**Given instruction:** Return all of the entries word for word, but omit the pictures they contain.

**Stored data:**
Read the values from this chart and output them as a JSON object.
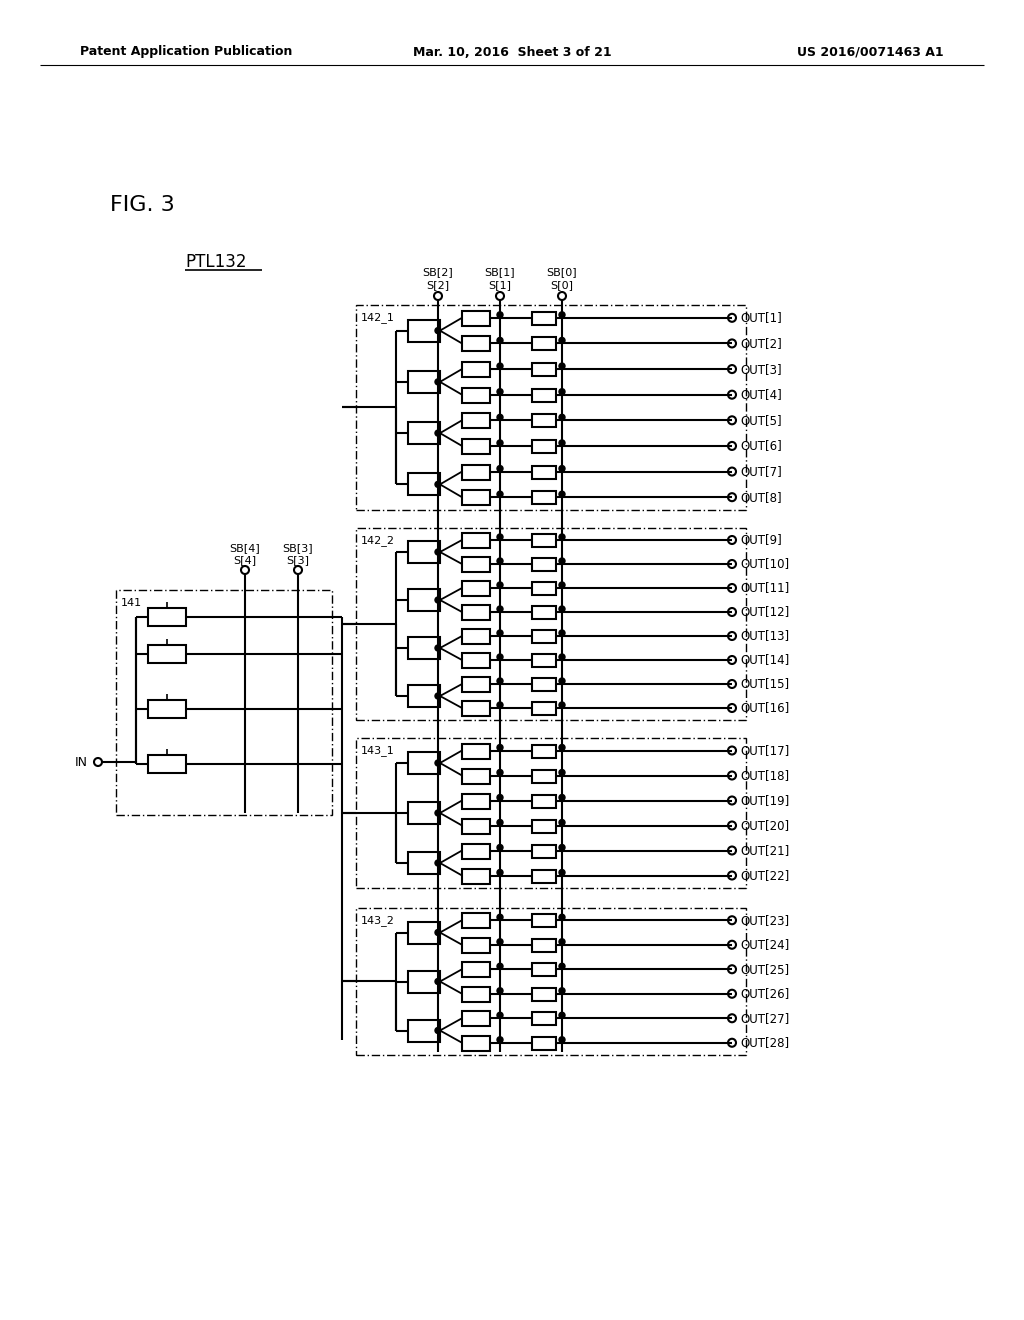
{
  "title_header_left": "Patent Application Publication",
  "title_header_center": "Mar. 10, 2016  Sheet 3 of 21",
  "title_header_right": "US 2016/0071463 A1",
  "fig_label": "FIG. 3",
  "ptl_label": "PTL132",
  "background": "#ffffff",
  "text_color": "#000000",
  "outputs": [
    "OUT[1]",
    "OUT[2]",
    "OUT[3]",
    "OUT[4]",
    "OUT[5]",
    "OUT[6]",
    "OUT[7]",
    "OUT[8]",
    "OUT[9]",
    "OUT[10]",
    "OUT[11]",
    "OUT[12]",
    "OUT[13]",
    "OUT[14]",
    "OUT[15]",
    "OUT[16]",
    "OUT[17]",
    "OUT[18]",
    "OUT[19]",
    "OUT[20]",
    "OUT[21]",
    "OUT[22]",
    "OUT[23]",
    "OUT[24]",
    "OUT[25]",
    "OUT[26]",
    "OUT[27]",
    "OUT[28]"
  ],
  "block_labels": [
    "142_1",
    "142_2",
    "143_1",
    "143_2",
    "141"
  ],
  "signal_labels_sb_top": [
    "SB[2]",
    "SB[1]",
    "SB[0]"
  ],
  "signal_labels_s_top": [
    "S[2]",
    "S[1]",
    "S[0]"
  ],
  "signal_labels_sb_mid": [
    "SB[4]",
    "SB[3]"
  ],
  "signal_labels_s_mid": [
    "S[4]",
    "S[3]"
  ],
  "in_label": "IN"
}
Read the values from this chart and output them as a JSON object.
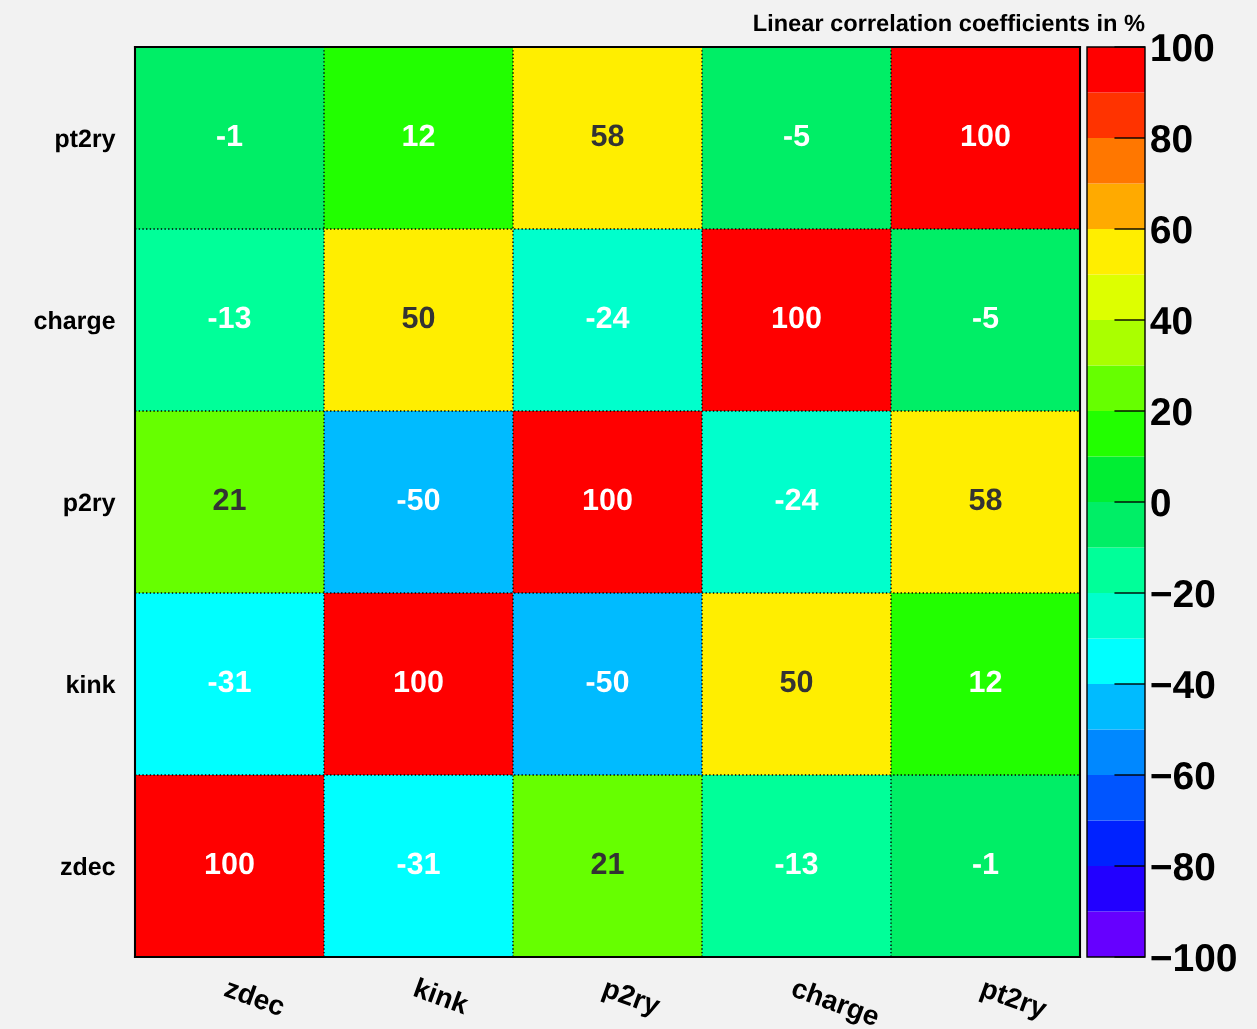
{
  "chart_data": {
    "type": "heatmap",
    "title": "Linear correlation coefficients in %",
    "categories": [
      "zdec",
      "kink",
      "p2ry",
      "charge",
      "pt2ry"
    ],
    "y_categories": [
      "pt2ry",
      "charge",
      "p2ry",
      "kink",
      "zdec"
    ],
    "cells": [
      [
        -1,
        12,
        58,
        -5,
        100
      ],
      [
        -13,
        50,
        -24,
        100,
        -5
      ],
      [
        21,
        -50,
        100,
        -24,
        58
      ],
      [
        -31,
        100,
        -50,
        50,
        12
      ],
      [
        100,
        -31,
        21,
        -13,
        -1
      ]
    ],
    "data_labels": true,
    "grid": true,
    "clim": [
      -100,
      100
    ],
    "cticks": [
      {
        "value": -100,
        "label": "−100"
      },
      {
        "value": -80,
        "label": "−80"
      },
      {
        "value": -60,
        "label": "−60"
      },
      {
        "value": -40,
        "label": "−40"
      },
      {
        "value": -20,
        "label": "−20"
      },
      0,
      20,
      40,
      60,
      80,
      100
    ]
  }
}
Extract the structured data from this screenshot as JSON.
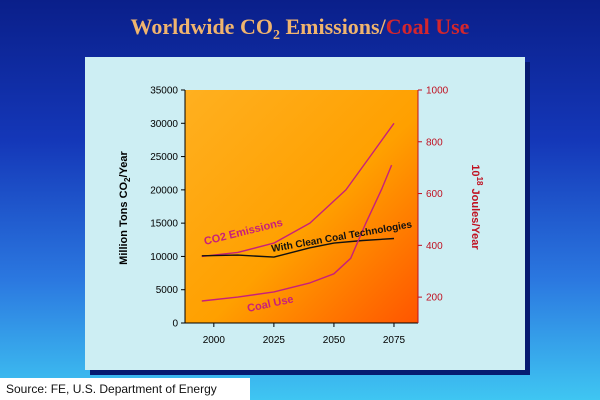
{
  "title": {
    "part1": "Worldwide CO",
    "sub": "2",
    "part2": " Emissions/",
    "part3": "Coal Use"
  },
  "source": "Source: FE, U.S. Department of Energy",
  "colors": {
    "title_left": "#f0b46e",
    "title_right": "#d3262d",
    "co2_line": "#c8207a",
    "coal_line": "#c8207a",
    "clean_line": "#111111",
    "right_axis": "#c01020"
  },
  "chart_data": {
    "type": "line",
    "x_ticks": [
      2000,
      2025,
      2050,
      2075
    ],
    "xlim": [
      1988,
      2085
    ],
    "y_left": {
      "label": "Million Tons CO",
      "label_sub": "2",
      "label_end": "/Year",
      "ticks": [
        0,
        5000,
        10000,
        15000,
        20000,
        25000,
        30000,
        35000
      ],
      "lim": [
        0,
        35000
      ]
    },
    "y_right": {
      "label_pre": "10",
      "label_sup": "18",
      "label_post": " Joules/Year",
      "ticks": [
        200,
        400,
        600,
        800,
        1000
      ],
      "lim": [
        100,
        1000
      ]
    },
    "series": [
      {
        "name": "CO2 Emissions",
        "axis": "left",
        "x": [
          1995,
          2010,
          2025,
          2040,
          2055,
          2065,
          2075
        ],
        "y": [
          10000,
          10600,
          12000,
          15000,
          20000,
          25000,
          30000
        ]
      },
      {
        "name": "With Clean Coal Technologies",
        "axis": "left",
        "x": [
          1995,
          2010,
          2025,
          2040,
          2050,
          2062,
          2075
        ],
        "y": [
          10100,
          10200,
          9900,
          11300,
          12000,
          12400,
          12700
        ]
      },
      {
        "name": "Coal Use",
        "axis": "right",
        "x": [
          1995,
          2010,
          2025,
          2040,
          2050,
          2057,
          2063,
          2070,
          2074
        ],
        "y": [
          185,
          200,
          220,
          255,
          290,
          350,
          480,
          620,
          710
        ]
      }
    ]
  }
}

**Reply to the exercise:**
Read the values from this chart and output them as a JSON object.
{
  "title_header_left": "Patent Application Publication",
  "title_header_center": "Mar. 10, 2016  Sheet 3 of 21",
  "title_header_right": "US 2016/0071463 A1",
  "fig_label": "FIG. 3",
  "ptl_label": "PTL132",
  "background": "#ffffff",
  "text_color": "#000000",
  "outputs": [
    "OUT[1]",
    "OUT[2]",
    "OUT[3]",
    "OUT[4]",
    "OUT[5]",
    "OUT[6]",
    "OUT[7]",
    "OUT[8]",
    "OUT[9]",
    "OUT[10]",
    "OUT[11]",
    "OUT[12]",
    "OUT[13]",
    "OUT[14]",
    "OUT[15]",
    "OUT[16]",
    "OUT[17]",
    "OUT[18]",
    "OUT[19]",
    "OUT[20]",
    "OUT[21]",
    "OUT[22]",
    "OUT[23]",
    "OUT[24]",
    "OUT[25]",
    "OUT[26]",
    "OUT[27]",
    "OUT[28]"
  ],
  "block_labels": [
    "142_1",
    "142_2",
    "143_1",
    "143_2",
    "141"
  ],
  "signal_labels_sb_top": [
    "SB[2]",
    "SB[1]",
    "SB[0]"
  ],
  "signal_labels_s_top": [
    "S[2]",
    "S[1]",
    "S[0]"
  ],
  "signal_labels_sb_mid": [
    "SB[4]",
    "SB[3]"
  ],
  "signal_labels_s_mid": [
    "S[4]",
    "S[3]"
  ],
  "in_label": "IN"
}
Read the values from this chart and output them as a JSON object.
{
  "chart_data": {
    "type": "heatmap",
    "title": "Linear correlation coefficients in %",
    "categories": [
      "zdec",
      "kink",
      "p2ry",
      "charge",
      "pt2ry"
    ],
    "y_categories": [
      "pt2ry",
      "charge",
      "p2ry",
      "kink",
      "zdec"
    ],
    "cells": [
      [
        -1,
        12,
        58,
        -5,
        100
      ],
      [
        -13,
        50,
        -24,
        100,
        -5
      ],
      [
        21,
        -50,
        100,
        -24,
        58
      ],
      [
        -31,
        100,
        -50,
        50,
        12
      ],
      [
        100,
        -31,
        21,
        -13,
        -1
      ]
    ],
    "data_labels": true,
    "grid": true,
    "clim": [
      -100,
      100
    ],
    "cticks": [
      {
        "value": -100,
        "label": "−100"
      },
      {
        "value": -80,
        "label": "−80"
      },
      {
        "value": -60,
        "label": "−60"
      },
      {
        "value": -40,
        "label": "−40"
      },
      {
        "value": -20,
        "label": "−20"
      },
      0,
      20,
      40,
      60,
      80,
      100
    ]
  }
}
Extract the structured data from this screenshot as JSON.
{
  "title": {
    "part1": "Worldwide CO",
    "sub": "2",
    "part2": " Emissions/",
    "part3": "Coal Use"
  },
  "source": "Source: FE, U.S. Department of Energy",
  "colors": {
    "title_left": "#f0b46e",
    "title_right": "#d3262d",
    "co2_line": "#c8207a",
    "coal_line": "#c8207a",
    "clean_line": "#111111",
    "right_axis": "#c01020"
  },
  "chart_data": {
    "type": "line",
    "x_ticks": [
      2000,
      2025,
      2050,
      2075
    ],
    "xlim": [
      1988,
      2085
    ],
    "y_left": {
      "label": "Million Tons CO",
      "label_sub": "2",
      "label_end": "/Year",
      "ticks": [
        0,
        5000,
        10000,
        15000,
        20000,
        25000,
        30000,
        35000
      ],
      "lim": [
        0,
        35000
      ]
    },
    "y_right": {
      "label_pre": "10",
      "label_sup": "18",
      "label_post": " Joules/Year",
      "ticks": [
        200,
        400,
        600,
        800,
        1000
      ],
      "lim": [
        100,
        1000
      ]
    },
    "series": [
      {
        "name": "CO2 Emissions",
        "axis": "left",
        "x": [
          1995,
          2010,
          2025,
          2040,
          2055,
          2065,
          2075
        ],
        "y": [
          10000,
          10600,
          12000,
          15000,
          20000,
          25000,
          30000
        ]
      },
      {
        "name": "With Clean Coal Technologies",
        "axis": "left",
        "x": [
          1995,
          2010,
          2025,
          2040,
          2050,
          2062,
          2075
        ],
        "y": [
          10100,
          10200,
          9900,
          11300,
          12000,
          12400,
          12700
        ]
      },
      {
        "name": "Coal Use",
        "axis": "right",
        "x": [
          1995,
          2010,
          2025,
          2040,
          2050,
          2057,
          2063,
          2070,
          2074
        ],
        "y": [
          185,
          200,
          220,
          255,
          290,
          350,
          480,
          620,
          710
        ]
      }
    ]
  }
}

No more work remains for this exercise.